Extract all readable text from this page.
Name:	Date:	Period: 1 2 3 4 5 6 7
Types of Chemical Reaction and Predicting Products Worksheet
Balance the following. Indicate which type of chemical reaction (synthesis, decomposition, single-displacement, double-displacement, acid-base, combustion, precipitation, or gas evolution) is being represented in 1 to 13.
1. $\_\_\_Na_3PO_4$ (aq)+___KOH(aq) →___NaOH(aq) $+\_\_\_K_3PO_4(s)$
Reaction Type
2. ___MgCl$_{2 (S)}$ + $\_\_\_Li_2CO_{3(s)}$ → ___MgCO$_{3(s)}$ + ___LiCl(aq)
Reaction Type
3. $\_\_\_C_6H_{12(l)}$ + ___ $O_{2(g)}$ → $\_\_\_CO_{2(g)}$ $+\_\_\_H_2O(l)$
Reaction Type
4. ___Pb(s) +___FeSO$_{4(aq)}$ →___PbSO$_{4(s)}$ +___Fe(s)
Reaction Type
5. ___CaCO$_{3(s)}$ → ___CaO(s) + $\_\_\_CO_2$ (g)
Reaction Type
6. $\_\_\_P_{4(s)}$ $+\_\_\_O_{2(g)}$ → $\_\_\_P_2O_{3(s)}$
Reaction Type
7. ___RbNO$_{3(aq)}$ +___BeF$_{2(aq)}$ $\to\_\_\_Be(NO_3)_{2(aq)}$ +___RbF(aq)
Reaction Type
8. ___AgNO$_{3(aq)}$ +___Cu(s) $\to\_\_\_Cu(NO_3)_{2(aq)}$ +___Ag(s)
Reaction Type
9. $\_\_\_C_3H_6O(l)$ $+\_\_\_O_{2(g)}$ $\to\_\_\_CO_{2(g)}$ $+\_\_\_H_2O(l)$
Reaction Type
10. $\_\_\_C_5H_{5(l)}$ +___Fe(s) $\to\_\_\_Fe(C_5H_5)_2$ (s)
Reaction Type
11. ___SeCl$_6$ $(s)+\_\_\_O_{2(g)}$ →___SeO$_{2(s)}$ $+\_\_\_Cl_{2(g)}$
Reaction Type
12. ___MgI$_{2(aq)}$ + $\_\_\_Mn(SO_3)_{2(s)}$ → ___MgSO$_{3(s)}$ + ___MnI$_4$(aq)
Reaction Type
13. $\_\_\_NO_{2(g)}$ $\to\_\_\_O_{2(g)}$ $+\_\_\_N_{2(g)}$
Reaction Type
..........
_Given exercise:_ Repeat each record exactly. Omit nothing.

_The response:_
Extract all readable text from this page.
Name:	Date:	Period: 1 2 3 4 5 6 7
Types of Chemical Reaction and Predicting Products Worksheet
Balance the following. Indicate which type of chemical reaction (synthesis, decomposition, single-displacement, double-displacement, acid-base, combustion, precipitation, or gas evolution) is being represented in 1 to 13.
1. $\_\_\_Na_3PO_4$ (aq)+___KOH(aq) →___NaOH(aq) $+\_\_\_K_3PO_4(s)$
Reaction Type
2. ___MgCl$_{2 (S)}$ + $\_\_\_Li_2CO_{3(s)}$ → ___MgCO$_{3(s)}$ + ___LiCl(aq)
Reaction Type
3. $\_\_\_C_6H_{12(l)}$ + ___ $O_{2(g)}$ → $\_\_\_CO_{2(g)}$ $+\_\_\_H_2O(l)$
Reaction Type
4. ___Pb(s) +___FeSO$_{4(aq)}$ →___PbSO$_{4(s)}$ +___Fe(s)
Reaction Type
5. ___CaCO$_{3(s)}$ → ___CaO(s) + $\_\_\_CO_2$ (g)
Reaction Type
6. $\_\_\_P_{4(s)}$ $+\_\_\_O_{2(g)}$ → $\_\_\_P_2O_{3(s)}$
Reaction Type
7. ___RbNO$_{3(aq)}$ +___BeF$_{2(aq)}$ $\to\_\_\_Be(NO_3)_{2(aq)}$ +___RbF(aq)
Reaction Type
8. ___AgNO$_{3(aq)}$ +___Cu(s) $\to\_\_\_Cu(NO_3)_{2(aq)}$ +___Ag(s)
Reaction Type
9. $\_\_\_C_3H_6O(l)$ $+\_\_\_O_{2(g)}$ $\to\_\_\_CO_{2(g)}$ $+\_\_\_H_2O(l)$
Reaction Type
10. $\_\_\_C_5H_{5(l)}$ +___Fe(s) $\to\_\_\_Fe(C_5H_5)_2$ (s)
Reaction Type
11. ___SeCl$_6$ $(s)+\_\_\_O_{2(g)}$ →___SeO$_{2(s)}$ $+\_\_\_Cl_{2(g)}$
Reaction Type
12. ___MgI$_{2(aq)}$ + $\_\_\_Mn(SO_3)_{2(s)}$ → ___MgSO$_{3(s)}$ + ___MnI$_4$(aq)
Reaction Type
13. $\_\_\_NO_{2(g)}$ $\to\_\_\_O_{2(g)}$ $+\_\_\_N_{2(g)}$
Reaction Type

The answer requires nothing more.